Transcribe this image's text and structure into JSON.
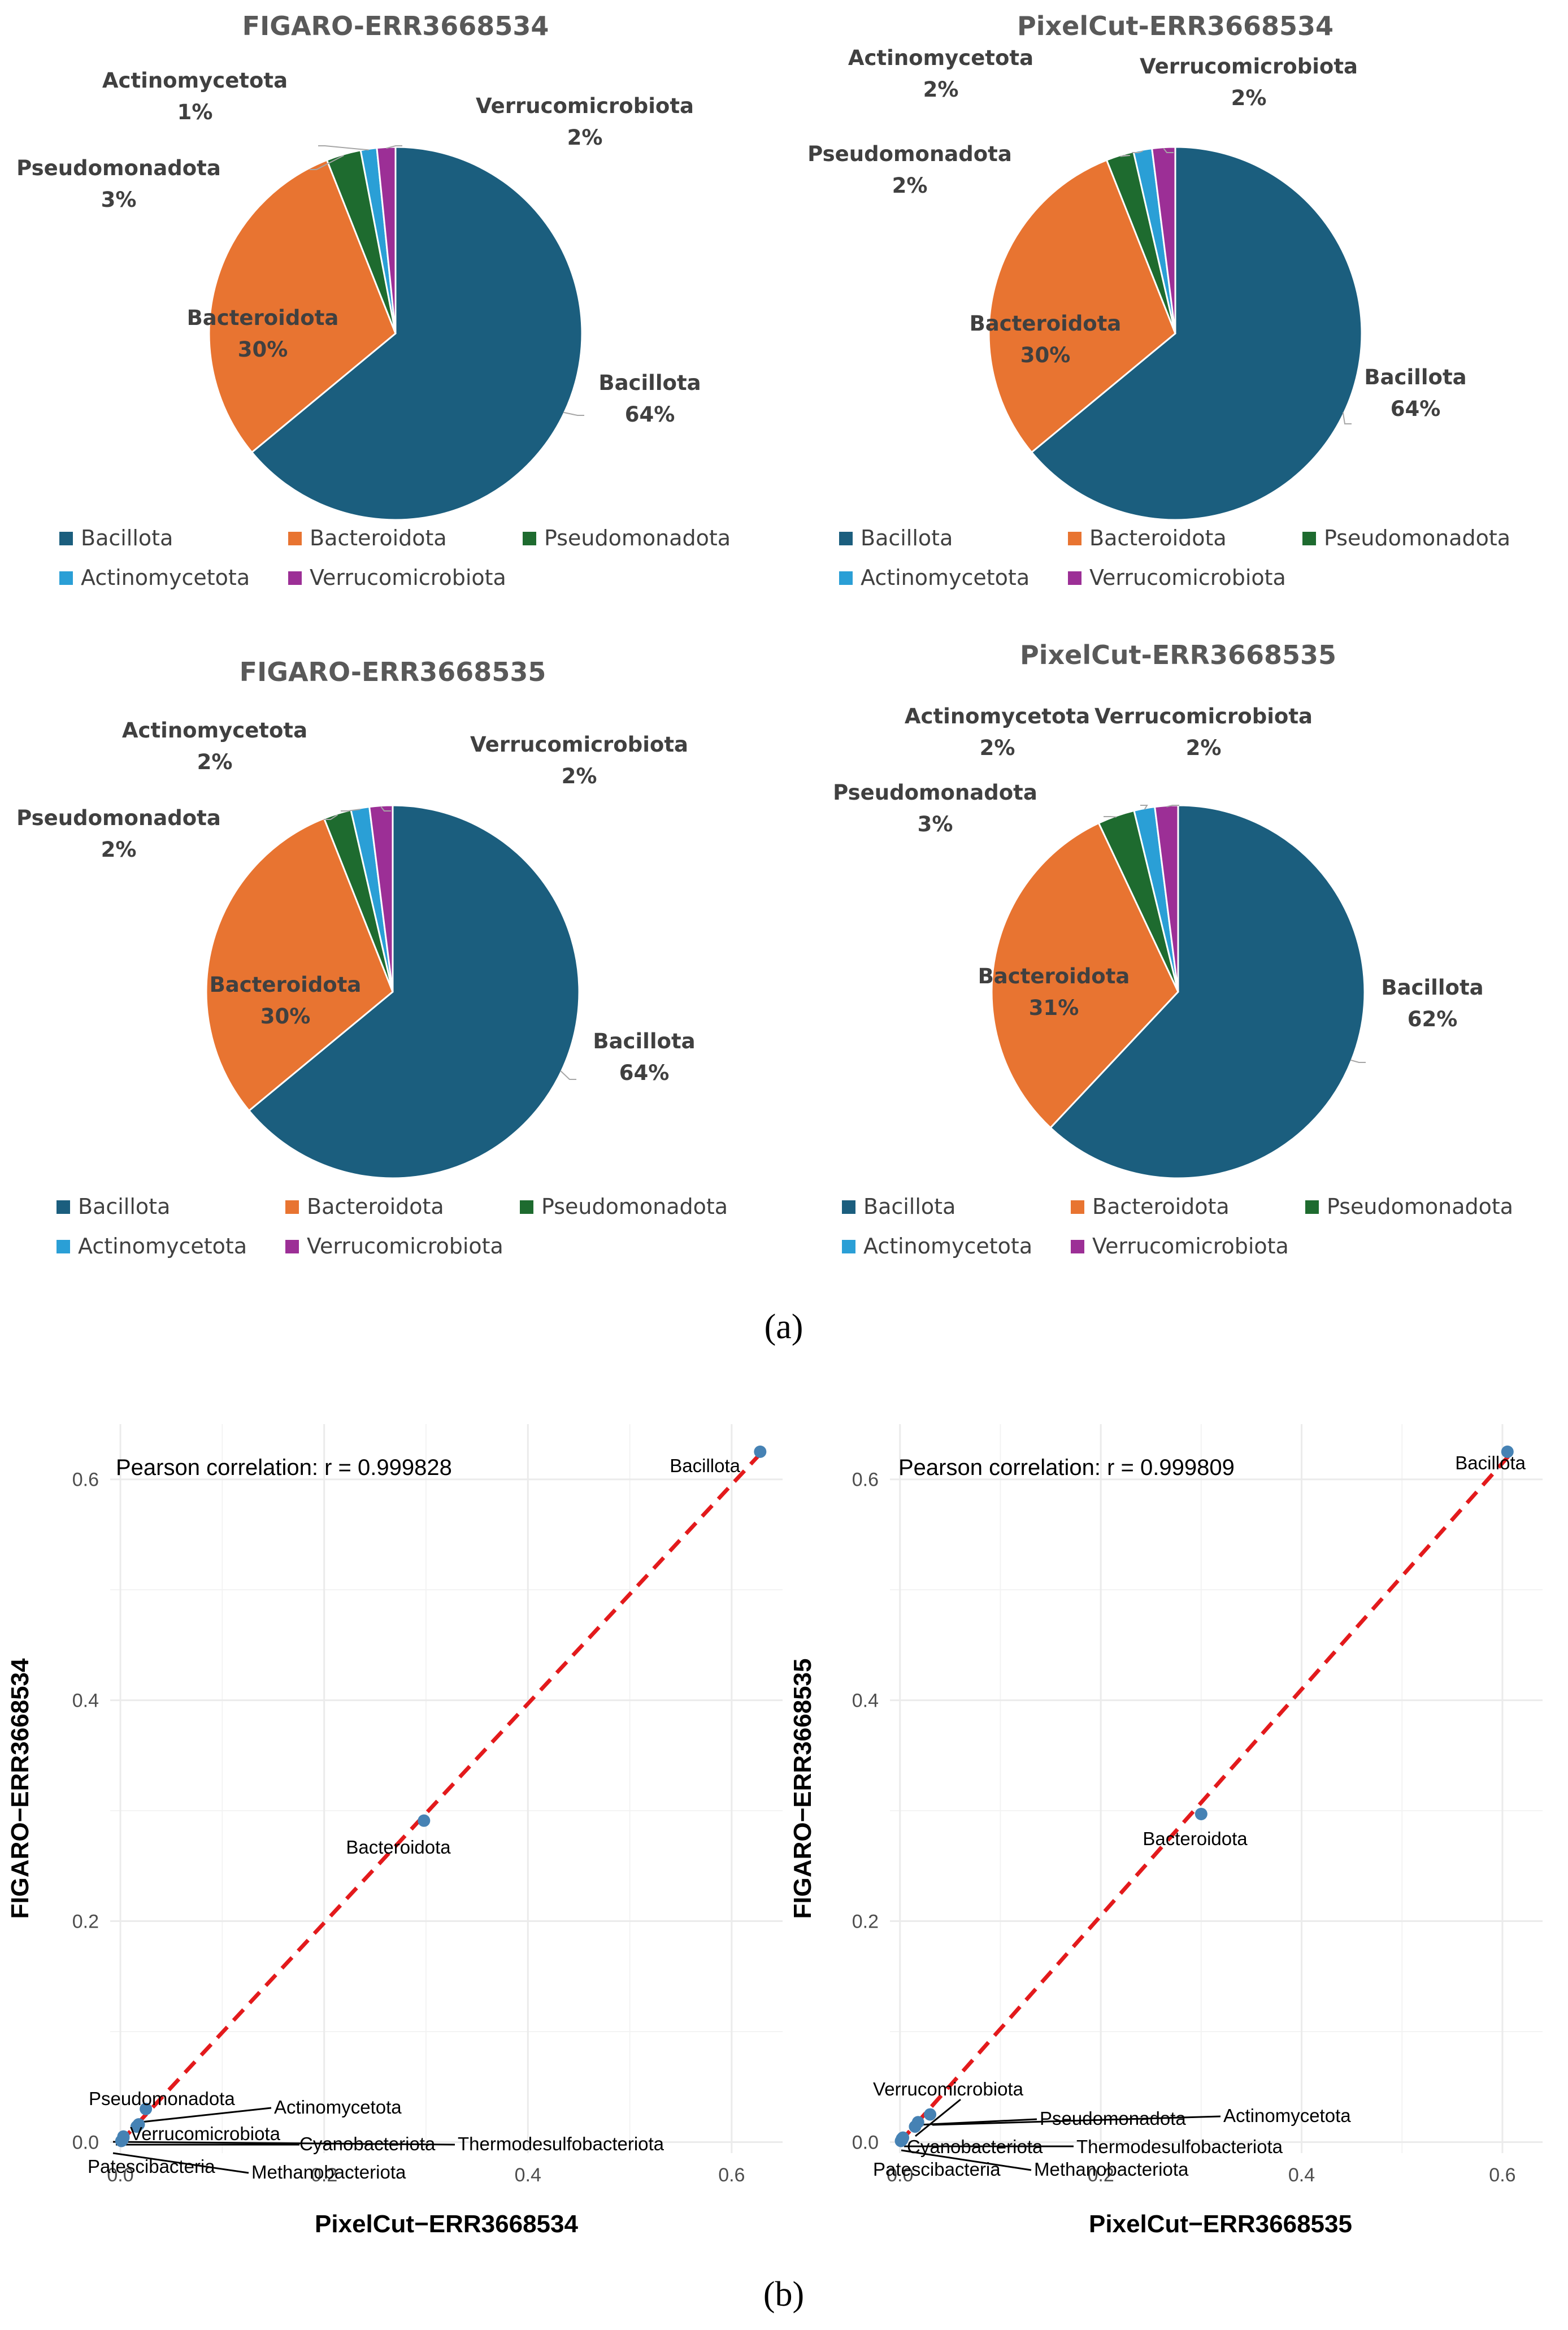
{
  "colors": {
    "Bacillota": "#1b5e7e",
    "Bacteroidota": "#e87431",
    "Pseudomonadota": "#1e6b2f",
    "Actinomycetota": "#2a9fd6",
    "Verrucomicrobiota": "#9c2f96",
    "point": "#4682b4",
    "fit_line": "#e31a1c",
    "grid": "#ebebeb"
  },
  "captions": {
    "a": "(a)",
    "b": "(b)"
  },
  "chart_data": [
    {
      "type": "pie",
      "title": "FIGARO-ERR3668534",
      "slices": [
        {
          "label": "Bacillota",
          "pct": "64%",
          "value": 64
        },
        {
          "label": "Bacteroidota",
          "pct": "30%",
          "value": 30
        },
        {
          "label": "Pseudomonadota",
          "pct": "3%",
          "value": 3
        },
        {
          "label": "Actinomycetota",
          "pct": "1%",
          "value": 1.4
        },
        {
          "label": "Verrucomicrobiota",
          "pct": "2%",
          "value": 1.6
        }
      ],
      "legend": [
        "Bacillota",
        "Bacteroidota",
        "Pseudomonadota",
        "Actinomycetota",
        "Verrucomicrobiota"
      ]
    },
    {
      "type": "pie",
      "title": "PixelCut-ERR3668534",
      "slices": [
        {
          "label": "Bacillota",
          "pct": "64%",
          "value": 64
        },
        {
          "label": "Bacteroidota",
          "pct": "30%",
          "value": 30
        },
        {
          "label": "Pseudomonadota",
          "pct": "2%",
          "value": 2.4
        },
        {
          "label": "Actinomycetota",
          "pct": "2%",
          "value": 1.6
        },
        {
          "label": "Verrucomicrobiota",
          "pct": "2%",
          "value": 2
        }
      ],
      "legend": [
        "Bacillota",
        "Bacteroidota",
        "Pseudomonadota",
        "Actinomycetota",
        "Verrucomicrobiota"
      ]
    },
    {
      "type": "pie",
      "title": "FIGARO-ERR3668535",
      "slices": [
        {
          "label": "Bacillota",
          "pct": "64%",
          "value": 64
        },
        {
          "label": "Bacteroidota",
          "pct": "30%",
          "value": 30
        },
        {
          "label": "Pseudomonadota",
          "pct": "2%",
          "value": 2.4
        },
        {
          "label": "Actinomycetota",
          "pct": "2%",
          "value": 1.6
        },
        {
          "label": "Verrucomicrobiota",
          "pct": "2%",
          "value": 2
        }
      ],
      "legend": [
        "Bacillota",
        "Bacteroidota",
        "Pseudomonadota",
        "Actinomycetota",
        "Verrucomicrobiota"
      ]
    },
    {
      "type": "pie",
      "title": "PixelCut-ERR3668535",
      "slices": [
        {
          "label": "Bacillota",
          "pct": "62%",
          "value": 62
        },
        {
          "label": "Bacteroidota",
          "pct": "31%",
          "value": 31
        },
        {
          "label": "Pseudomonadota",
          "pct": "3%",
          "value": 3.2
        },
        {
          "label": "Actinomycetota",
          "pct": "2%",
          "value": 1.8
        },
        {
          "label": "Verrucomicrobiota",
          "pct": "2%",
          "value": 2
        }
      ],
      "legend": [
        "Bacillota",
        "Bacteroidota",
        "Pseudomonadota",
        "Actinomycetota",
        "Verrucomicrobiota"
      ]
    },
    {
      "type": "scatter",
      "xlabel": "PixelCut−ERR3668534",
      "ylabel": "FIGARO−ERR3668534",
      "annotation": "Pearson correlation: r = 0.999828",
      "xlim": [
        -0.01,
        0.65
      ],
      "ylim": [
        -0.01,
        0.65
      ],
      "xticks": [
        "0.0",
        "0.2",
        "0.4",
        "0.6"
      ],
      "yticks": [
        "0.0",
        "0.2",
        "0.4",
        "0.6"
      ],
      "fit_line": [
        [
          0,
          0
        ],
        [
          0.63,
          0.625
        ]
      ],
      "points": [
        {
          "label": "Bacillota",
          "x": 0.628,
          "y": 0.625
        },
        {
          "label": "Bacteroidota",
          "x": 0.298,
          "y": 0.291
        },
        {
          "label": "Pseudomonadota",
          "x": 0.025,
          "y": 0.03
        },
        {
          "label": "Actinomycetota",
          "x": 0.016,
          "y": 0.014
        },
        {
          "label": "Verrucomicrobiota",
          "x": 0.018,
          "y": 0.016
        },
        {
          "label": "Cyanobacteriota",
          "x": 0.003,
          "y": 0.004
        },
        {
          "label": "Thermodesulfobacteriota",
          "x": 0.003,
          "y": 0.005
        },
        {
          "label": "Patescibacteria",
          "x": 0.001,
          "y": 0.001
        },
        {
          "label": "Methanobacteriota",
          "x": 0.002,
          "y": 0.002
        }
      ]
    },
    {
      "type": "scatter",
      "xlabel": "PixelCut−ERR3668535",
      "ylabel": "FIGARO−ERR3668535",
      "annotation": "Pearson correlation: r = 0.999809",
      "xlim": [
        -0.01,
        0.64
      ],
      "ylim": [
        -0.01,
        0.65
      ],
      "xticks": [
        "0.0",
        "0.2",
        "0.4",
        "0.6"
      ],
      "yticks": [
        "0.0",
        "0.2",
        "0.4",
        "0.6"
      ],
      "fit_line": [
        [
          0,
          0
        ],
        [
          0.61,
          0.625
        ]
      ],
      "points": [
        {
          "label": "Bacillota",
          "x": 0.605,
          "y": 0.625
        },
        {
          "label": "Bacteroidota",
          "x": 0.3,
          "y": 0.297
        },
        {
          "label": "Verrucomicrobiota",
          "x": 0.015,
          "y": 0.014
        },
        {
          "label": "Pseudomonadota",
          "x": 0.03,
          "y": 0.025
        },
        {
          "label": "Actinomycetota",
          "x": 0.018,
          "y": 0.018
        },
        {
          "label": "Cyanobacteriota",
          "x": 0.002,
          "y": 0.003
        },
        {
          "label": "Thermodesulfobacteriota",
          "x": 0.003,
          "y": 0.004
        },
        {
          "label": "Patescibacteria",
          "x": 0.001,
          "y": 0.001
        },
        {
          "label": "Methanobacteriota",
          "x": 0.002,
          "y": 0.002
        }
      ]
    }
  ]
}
===
Pictures are to be left out. Otherwise, copy the material above exactly.

Transcribe this image's text and structure into JSON.
{
  "colors": {
    "Bacillota": "#1b5e7e",
    "Bacteroidota": "#e87431",
    "Pseudomonadota": "#1e6b2f",
    "Actinomycetota": "#2a9fd6",
    "Verrucomicrobiota": "#9c2f96",
    "point": "#4682b4",
    "fit_line": "#e31a1c",
    "grid": "#ebebeb"
  },
  "captions": {
    "a": "(a)",
    "b": "(b)"
  },
  "chart_data": [
    {
      "type": "pie",
      "title": "FIGARO-ERR3668534",
      "slices": [
        {
          "label": "Bacillota",
          "pct": "64%",
          "value": 64
        },
        {
          "label": "Bacteroidota",
          "pct": "30%",
          "value": 30
        },
        {
          "label": "Pseudomonadota",
          "pct": "3%",
          "value": 3
        },
        {
          "label": "Actinomycetota",
          "pct": "1%",
          "value": 1.4
        },
        {
          "label": "Verrucomicrobiota",
          "pct": "2%",
          "value": 1.6
        }
      ],
      "legend": [
        "Bacillota",
        "Bacteroidota",
        "Pseudomonadota",
        "Actinomycetota",
        "Verrucomicrobiota"
      ]
    },
    {
      "type": "pie",
      "title": "PixelCut-ERR3668534",
      "slices": [
        {
          "label": "Bacillota",
          "pct": "64%",
          "value": 64
        },
        {
          "label": "Bacteroidota",
          "pct": "30%",
          "value": 30
        },
        {
          "label": "Pseudomonadota",
          "pct": "2%",
          "value": 2.4
        },
        {
          "label": "Actinomycetota",
          "pct": "2%",
          "value": 1.6
        },
        {
          "label": "Verrucomicrobiota",
          "pct": "2%",
          "value": 2
        }
      ],
      "legend": [
        "Bacillota",
        "Bacteroidota",
        "Pseudomonadota",
        "Actinomycetota",
        "Verrucomicrobiota"
      ]
    },
    {
      "type": "pie",
      "title": "FIGARO-ERR3668535",
      "slices": [
        {
          "label": "Bacillota",
          "pct": "64%",
          "value": 64
        },
        {
          "label": "Bacteroidota",
          "pct": "30%",
          "value": 30
        },
        {
          "label": "Pseudomonadota",
          "pct": "2%",
          "value": 2.4
        },
        {
          "label": "Actinomycetota",
          "pct": "2%",
          "value": 1.6
        },
        {
          "label": "Verrucomicrobiota",
          "pct": "2%",
          "value": 2
        }
      ],
      "legend": [
        "Bacillota",
        "Bacteroidota",
        "Pseudomonadota",
        "Actinomycetota",
        "Verrucomicrobiota"
      ]
    },
    {
      "type": "pie",
      "title": "PixelCut-ERR3668535",
      "slices": [
        {
          "label": "Bacillota",
          "pct": "62%",
          "value": 62
        },
        {
          "label": "Bacteroidota",
          "pct": "31%",
          "value": 31
        },
        {
          "label": "Pseudomonadota",
          "pct": "3%",
          "value": 3.2
        },
        {
          "label": "Actinomycetota",
          "pct": "2%",
          "value": 1.8
        },
        {
          "label": "Verrucomicrobiota",
          "pct": "2%",
          "value": 2
        }
      ],
      "legend": [
        "Bacillota",
        "Bacteroidota",
        "Pseudomonadota",
        "Actinomycetota",
        "Verrucomicrobiota"
      ]
    },
    {
      "type": "scatter",
      "xlabel": "PixelCut−ERR3668534",
      "ylabel": "FIGARO−ERR3668534",
      "annotation": "Pearson correlation: r = 0.999828",
      "xlim": [
        -0.01,
        0.65
      ],
      "ylim": [
        -0.01,
        0.65
      ],
      "xticks": [
        "0.0",
        "0.2",
        "0.4",
        "0.6"
      ],
      "yticks": [
        "0.0",
        "0.2",
        "0.4",
        "0.6"
      ],
      "fit_line": [
        [
          0,
          0
        ],
        [
          0.63,
          0.625
        ]
      ],
      "points": [
        {
          "label": "Bacillota",
          "x": 0.628,
          "y": 0.625
        },
        {
          "label": "Bacteroidota",
          "x": 0.298,
          "y": 0.291
        },
        {
          "label": "Pseudomonadota",
          "x": 0.025,
          "y": 0.03
        },
        {
          "label": "Actinomycetota",
          "x": 0.016,
          "y": 0.014
        },
        {
          "label": "Verrucomicrobiota",
          "x": 0.018,
          "y": 0.016
        },
        {
          "label": "Cyanobacteriota",
          "x": 0.003,
          "y": 0.004
        },
        {
          "label": "Thermodesulfobacteriota",
          "x": 0.003,
          "y": 0.005
        },
        {
          "label": "Patescibacteria",
          "x": 0.001,
          "y": 0.001
        },
        {
          "label": "Methanobacteriota",
          "x": 0.002,
          "y": 0.002
        }
      ]
    },
    {
      "type": "scatter",
      "xlabel": "PixelCut−ERR3668535",
      "ylabel": "FIGARO−ERR3668535",
      "annotation": "Pearson correlation: r = 0.999809",
      "xlim": [
        -0.01,
        0.64
      ],
      "ylim": [
        -0.01,
        0.65
      ],
      "xticks": [
        "0.0",
        "0.2",
        "0.4",
        "0.6"
      ],
      "yticks": [
        "0.0",
        "0.2",
        "0.4",
        "0.6"
      ],
      "fit_line": [
        [
          0,
          0
        ],
        [
          0.61,
          0.625
        ]
      ],
      "points": [
        {
          "label": "Bacillota",
          "x": 0.605,
          "y": 0.625
        },
        {
          "label": "Bacteroidota",
          "x": 0.3,
          "y": 0.297
        },
        {
          "label": "Verrucomicrobiota",
          "x": 0.015,
          "y": 0.014
        },
        {
          "label": "Pseudomonadota",
          "x": 0.03,
          "y": 0.025
        },
        {
          "label": "Actinomycetota",
          "x": 0.018,
          "y": 0.018
        },
        {
          "label": "Cyanobacteriota",
          "x": 0.002,
          "y": 0.003
        },
        {
          "label": "Thermodesulfobacteriota",
          "x": 0.003,
          "y": 0.004
        },
        {
          "label": "Patescibacteria",
          "x": 0.001,
          "y": 0.001
        },
        {
          "label": "Methanobacteriota",
          "x": 0.002,
          "y": 0.002
        }
      ]
    }
  ]
}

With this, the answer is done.